## THE INPUT
•••••
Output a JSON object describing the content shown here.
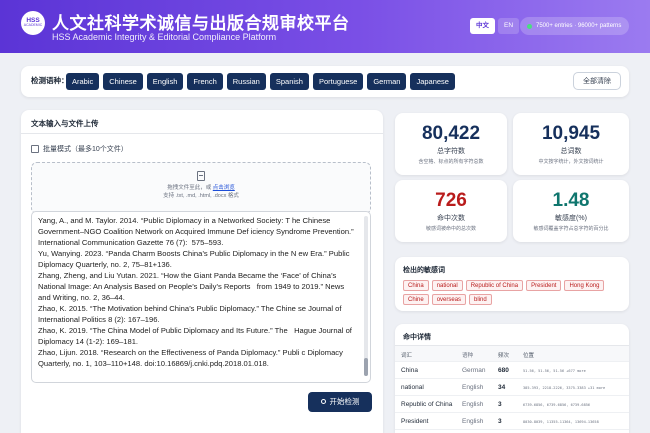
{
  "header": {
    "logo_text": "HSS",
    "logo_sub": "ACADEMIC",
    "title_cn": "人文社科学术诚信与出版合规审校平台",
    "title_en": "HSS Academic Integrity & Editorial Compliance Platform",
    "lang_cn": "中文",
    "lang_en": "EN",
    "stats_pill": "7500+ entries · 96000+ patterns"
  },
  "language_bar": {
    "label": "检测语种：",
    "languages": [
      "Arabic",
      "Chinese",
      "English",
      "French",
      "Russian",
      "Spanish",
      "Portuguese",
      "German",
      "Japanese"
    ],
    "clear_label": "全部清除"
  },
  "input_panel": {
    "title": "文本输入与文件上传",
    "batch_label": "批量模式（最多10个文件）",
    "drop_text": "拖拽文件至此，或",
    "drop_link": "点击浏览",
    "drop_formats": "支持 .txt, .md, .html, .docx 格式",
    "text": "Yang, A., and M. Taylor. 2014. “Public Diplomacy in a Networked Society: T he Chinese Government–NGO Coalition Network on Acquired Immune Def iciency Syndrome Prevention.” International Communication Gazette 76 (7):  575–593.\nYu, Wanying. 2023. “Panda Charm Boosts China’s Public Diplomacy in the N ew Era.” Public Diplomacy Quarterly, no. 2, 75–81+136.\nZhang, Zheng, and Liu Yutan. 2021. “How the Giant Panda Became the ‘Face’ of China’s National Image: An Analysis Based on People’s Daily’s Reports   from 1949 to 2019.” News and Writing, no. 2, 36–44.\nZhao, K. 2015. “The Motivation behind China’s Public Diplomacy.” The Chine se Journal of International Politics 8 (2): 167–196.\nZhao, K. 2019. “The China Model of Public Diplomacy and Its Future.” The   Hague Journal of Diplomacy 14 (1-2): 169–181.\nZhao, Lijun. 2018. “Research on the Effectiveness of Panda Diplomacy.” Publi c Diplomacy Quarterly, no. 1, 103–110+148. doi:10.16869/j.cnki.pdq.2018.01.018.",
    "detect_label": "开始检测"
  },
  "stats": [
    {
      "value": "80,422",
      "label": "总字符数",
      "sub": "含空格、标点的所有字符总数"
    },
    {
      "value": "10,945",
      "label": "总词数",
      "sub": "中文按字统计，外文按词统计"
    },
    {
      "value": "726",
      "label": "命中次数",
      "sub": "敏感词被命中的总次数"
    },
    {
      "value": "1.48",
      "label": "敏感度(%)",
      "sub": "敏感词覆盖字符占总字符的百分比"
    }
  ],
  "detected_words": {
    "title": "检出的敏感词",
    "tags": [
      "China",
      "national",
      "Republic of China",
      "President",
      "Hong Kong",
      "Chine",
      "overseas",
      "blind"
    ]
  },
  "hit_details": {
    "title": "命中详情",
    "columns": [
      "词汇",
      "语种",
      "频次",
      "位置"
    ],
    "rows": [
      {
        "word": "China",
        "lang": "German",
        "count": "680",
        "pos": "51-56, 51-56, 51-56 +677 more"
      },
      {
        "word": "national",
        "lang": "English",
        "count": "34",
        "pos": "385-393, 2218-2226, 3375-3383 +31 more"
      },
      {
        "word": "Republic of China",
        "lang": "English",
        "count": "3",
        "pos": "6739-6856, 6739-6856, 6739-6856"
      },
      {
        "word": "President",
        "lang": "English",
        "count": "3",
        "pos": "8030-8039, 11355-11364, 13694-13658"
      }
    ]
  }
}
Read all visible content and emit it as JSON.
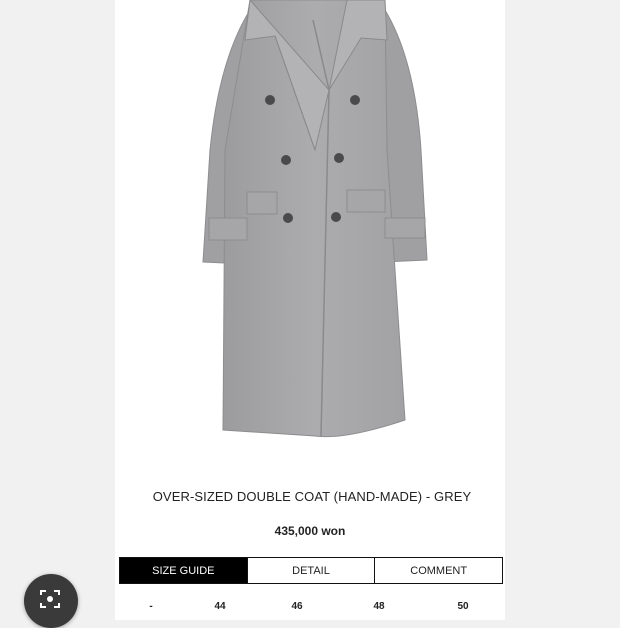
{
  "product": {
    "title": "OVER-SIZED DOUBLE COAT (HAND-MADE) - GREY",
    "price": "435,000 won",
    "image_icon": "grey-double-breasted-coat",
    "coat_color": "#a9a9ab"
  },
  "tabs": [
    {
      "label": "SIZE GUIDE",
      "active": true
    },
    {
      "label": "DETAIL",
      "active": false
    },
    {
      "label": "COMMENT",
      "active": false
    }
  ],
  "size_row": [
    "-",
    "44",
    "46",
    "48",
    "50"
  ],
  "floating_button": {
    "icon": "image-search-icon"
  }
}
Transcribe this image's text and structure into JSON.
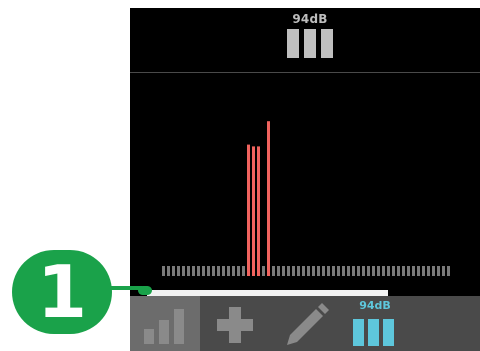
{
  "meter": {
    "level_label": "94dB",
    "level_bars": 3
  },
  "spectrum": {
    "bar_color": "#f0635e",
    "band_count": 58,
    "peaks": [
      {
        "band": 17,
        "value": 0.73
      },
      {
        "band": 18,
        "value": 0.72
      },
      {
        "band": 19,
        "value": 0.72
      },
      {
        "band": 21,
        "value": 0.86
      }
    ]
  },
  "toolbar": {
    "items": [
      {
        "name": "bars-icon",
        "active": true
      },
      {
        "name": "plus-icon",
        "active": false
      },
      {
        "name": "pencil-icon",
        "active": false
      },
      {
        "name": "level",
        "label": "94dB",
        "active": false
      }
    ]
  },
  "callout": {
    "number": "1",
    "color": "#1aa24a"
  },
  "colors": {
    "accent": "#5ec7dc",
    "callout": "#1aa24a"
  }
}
•••••
## YOUR OBJECTIVE
Starting with the line that contains "Read all visible content and emit it as JSON.", reproduce every line down to the end of the listing above, both endpoints included. Pictures stay out.

## RESULT FOR THIS TASK
Read all visible content and emit it as JSON.
{
  "product": {
    "title": "OVER-SIZED DOUBLE COAT (HAND-MADE) - GREY",
    "price": "435,000 won",
    "image_icon": "grey-double-breasted-coat",
    "coat_color": "#a9a9ab"
  },
  "tabs": [
    {
      "label": "SIZE GUIDE",
      "active": true
    },
    {
      "label": "DETAIL",
      "active": false
    },
    {
      "label": "COMMENT",
      "active": false
    }
  ],
  "size_row": [
    "-",
    "44",
    "46",
    "48",
    "50"
  ],
  "floating_button": {
    "icon": "image-search-icon"
  }
}
Transcribe this image's text and structure into JSON.
{
  "meter": {
    "level_label": "94dB",
    "level_bars": 3
  },
  "spectrum": {
    "bar_color": "#f0635e",
    "band_count": 58,
    "peaks": [
      {
        "band": 17,
        "value": 0.73
      },
      {
        "band": 18,
        "value": 0.72
      },
      {
        "band": 19,
        "value": 0.72
      },
      {
        "band": 21,
        "value": 0.86
      }
    ]
  },
  "toolbar": {
    "items": [
      {
        "name": "bars-icon",
        "active": true
      },
      {
        "name": "plus-icon",
        "active": false
      },
      {
        "name": "pencil-icon",
        "active": false
      },
      {
        "name": "level",
        "label": "94dB",
        "active": false
      }
    ]
  },
  "callout": {
    "number": "1",
    "color": "#1aa24a"
  },
  "colors": {
    "accent": "#5ec7dc",
    "callout": "#1aa24a"
  }
}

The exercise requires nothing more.